Task statement: Extract every record, keeping each one exactly as it is.

Exercise materials:
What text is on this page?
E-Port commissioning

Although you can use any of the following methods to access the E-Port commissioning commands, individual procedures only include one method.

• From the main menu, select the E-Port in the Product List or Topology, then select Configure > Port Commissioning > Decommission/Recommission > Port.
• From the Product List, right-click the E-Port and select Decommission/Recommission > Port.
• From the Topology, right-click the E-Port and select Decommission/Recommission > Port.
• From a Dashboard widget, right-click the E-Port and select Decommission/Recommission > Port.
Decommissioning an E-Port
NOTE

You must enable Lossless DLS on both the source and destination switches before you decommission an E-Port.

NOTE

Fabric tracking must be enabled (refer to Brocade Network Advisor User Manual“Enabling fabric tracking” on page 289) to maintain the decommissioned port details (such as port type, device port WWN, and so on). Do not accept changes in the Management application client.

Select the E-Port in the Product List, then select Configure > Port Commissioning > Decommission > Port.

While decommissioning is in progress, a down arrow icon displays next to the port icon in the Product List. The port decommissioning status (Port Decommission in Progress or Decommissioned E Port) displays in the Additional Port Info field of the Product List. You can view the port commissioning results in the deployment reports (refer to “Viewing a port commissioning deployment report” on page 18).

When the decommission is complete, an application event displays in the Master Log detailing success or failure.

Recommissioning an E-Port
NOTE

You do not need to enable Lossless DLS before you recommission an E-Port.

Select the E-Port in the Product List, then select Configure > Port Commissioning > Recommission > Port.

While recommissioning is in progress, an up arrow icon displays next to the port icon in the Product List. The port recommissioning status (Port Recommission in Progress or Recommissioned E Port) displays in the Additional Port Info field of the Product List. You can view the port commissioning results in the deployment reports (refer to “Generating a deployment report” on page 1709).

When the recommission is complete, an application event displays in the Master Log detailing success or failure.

Right answer:
What text is on this page?
E-Port commissioning

Although you can use any of the following methods to access the E-Port commissioning commands, individual procedures only include one method.

• From the main menu, select the E-Port in the Product List or Topology, then select Configure > Port Commissioning > Decommission/Recommission > Port.
• From the Product List, right-click the E-Port and select Decommission/Recommission > Port.
• From the Topology, right-click the E-Port and select Decommission/Recommission > Port.
• From a Dashboard widget, right-click the E-Port and select Decommission/Recommission > Port.
Decommissioning an E-Port
NOTE

You must enable Lossless DLS on both the source and destination switches before you decommission an E-Port.

NOTE

Fabric tracking must be enabled (refer to Brocade Network Advisor User Manual“Enabling fabric tracking” on page 289) to maintain the decommissioned port details (such as port type, device port WWN, and so on). Do not accept changes in the Management application client.

Select the E-Port in the Product List, then select Configure > Port Commissioning > Decommission > Port.

While decommissioning is in progress, a down arrow icon displays next to the port icon in the Product List. The port decommissioning status (Port Decommission in Progress or Decommissioned E Port) displays in the Additional Port Info field of the Product List. You can view the port commissioning results in the deployment reports (refer to “Viewing a port commissioning deployment report” on page 18).

When the decommission is complete, an application event displays in the Master Log detailing success or failure.

Recommissioning an E-Port
NOTE

You do not need to enable Lossless DLS before you recommission an E-Port.

Select the E-Port in the Product List, then select Configure > Port Commissioning > Recommission > Port.

While recommissioning is in progress, an up arrow icon displays next to the port icon in the Product List. The port recommissioning status (Port Recommission in Progress or Recommissioned E Port) displays in the Additional Port Info field of the Product List. You can view the port commissioning results in the deployment reports (refer to “Generating a deployment report” on page 1709).

When the recommission is complete, an application event displays in the Master Log detailing success or failure.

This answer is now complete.